>> Start Exercise materials

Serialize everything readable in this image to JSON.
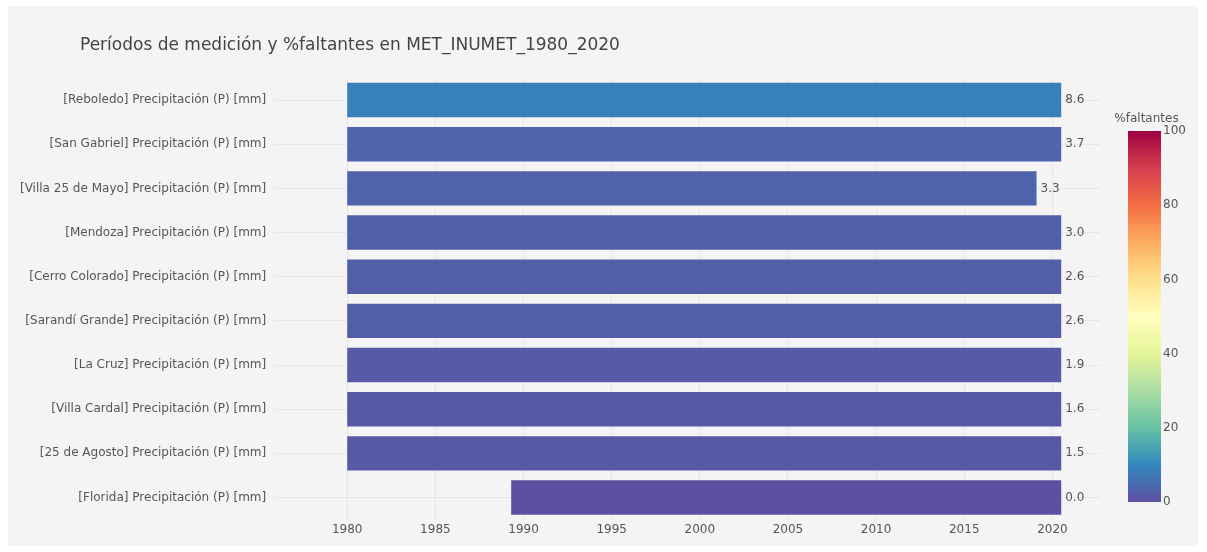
{
  "chart_data": {
    "type": "bar",
    "orientation": "horizontal",
    "title": "Períodos de medición y %faltantes en MET_INUMET_1980_2020",
    "categories": [
      "[Reboledo] Precipitación (P) [mm]",
      "[San Gabriel] Precipitación (P) [mm]",
      "[Villa 25 de Mayo] Precipitación (P) [mm]",
      "[Mendoza] Precipitación (P) [mm]",
      "[Cerro Colorado] Precipitación (P) [mm]",
      "[Sarandí Grande] Precipitación (P) [mm]",
      "[La Cruz] Precipitación (P) [mm]",
      "[Villa Cardal] Precipitación (P) [mm]",
      "[25 de Agosto] Precipitación (P) [mm]",
      "[Florida] Precipitación (P) [mm]"
    ],
    "base": [
      1980,
      1980,
      1980,
      1980,
      1980,
      1980,
      1980,
      1980,
      1980,
      1989.3
    ],
    "values": [
      40.5,
      40.5,
      39.1,
      40.5,
      40.5,
      40.5,
      40.5,
      40.5,
      40.5,
      31.2
    ],
    "cvalues": [
      8.6,
      3.7,
      3.3,
      3.0,
      2.6,
      2.6,
      1.9,
      1.6,
      1.5,
      0.0
    ],
    "annotations": [
      "8.6",
      "3.7",
      "3.3",
      "3.0",
      "2.6",
      "2.6",
      "1.9",
      "1.6",
      "1.5",
      "0.0"
    ],
    "clabel": "%faltantes",
    "clim": [
      0,
      100
    ],
    "cticks": [
      0,
      20,
      40,
      60,
      80,
      100
    ],
    "xlim": [
      1977.9,
      2022.7
    ],
    "xticks": [
      1980,
      1985,
      1990,
      1995,
      2000,
      2005,
      2010,
      2015,
      2020
    ],
    "grid": true,
    "legend": false
  }
}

>> End Exercise materials

Problem description:
Except for the pictures, copy the material above exactly.

Exercise response:
Serialize everything readable in this image to JSON.
{
  "chart_data": {
    "type": "bar",
    "orientation": "horizontal",
    "title": "Períodos de medición y %faltantes en MET_INUMET_1980_2020",
    "categories": [
      "[Reboledo] Precipitación (P) [mm]",
      "[San Gabriel] Precipitación (P) [mm]",
      "[Villa 25 de Mayo] Precipitación (P) [mm]",
      "[Mendoza] Precipitación (P) [mm]",
      "[Cerro Colorado] Precipitación (P) [mm]",
      "[Sarandí Grande] Precipitación (P) [mm]",
      "[La Cruz] Precipitación (P) [mm]",
      "[Villa Cardal] Precipitación (P) [mm]",
      "[25 de Agosto] Precipitación (P) [mm]",
      "[Florida] Precipitación (P) [mm]"
    ],
    "base": [
      1980,
      1980,
      1980,
      1980,
      1980,
      1980,
      1980,
      1980,
      1980,
      1989.3
    ],
    "values": [
      40.5,
      40.5,
      39.1,
      40.5,
      40.5,
      40.5,
      40.5,
      40.5,
      40.5,
      31.2
    ],
    "cvalues": [
      8.6,
      3.7,
      3.3,
      3.0,
      2.6,
      2.6,
      1.9,
      1.6,
      1.5,
      0.0
    ],
    "annotations": [
      "8.6",
      "3.7",
      "3.3",
      "3.0",
      "2.6",
      "2.6",
      "1.9",
      "1.6",
      "1.5",
      "0.0"
    ],
    "clabel": "%faltantes",
    "clim": [
      0,
      100
    ],
    "cticks": [
      0,
      20,
      40,
      60,
      80,
      100
    ],
    "xlim": [
      1977.9,
      2022.7
    ],
    "xticks": [
      1980,
      1985,
      1990,
      1995,
      2000,
      2005,
      2010,
      2015,
      2020
    ],
    "grid": true,
    "legend": false
  }
}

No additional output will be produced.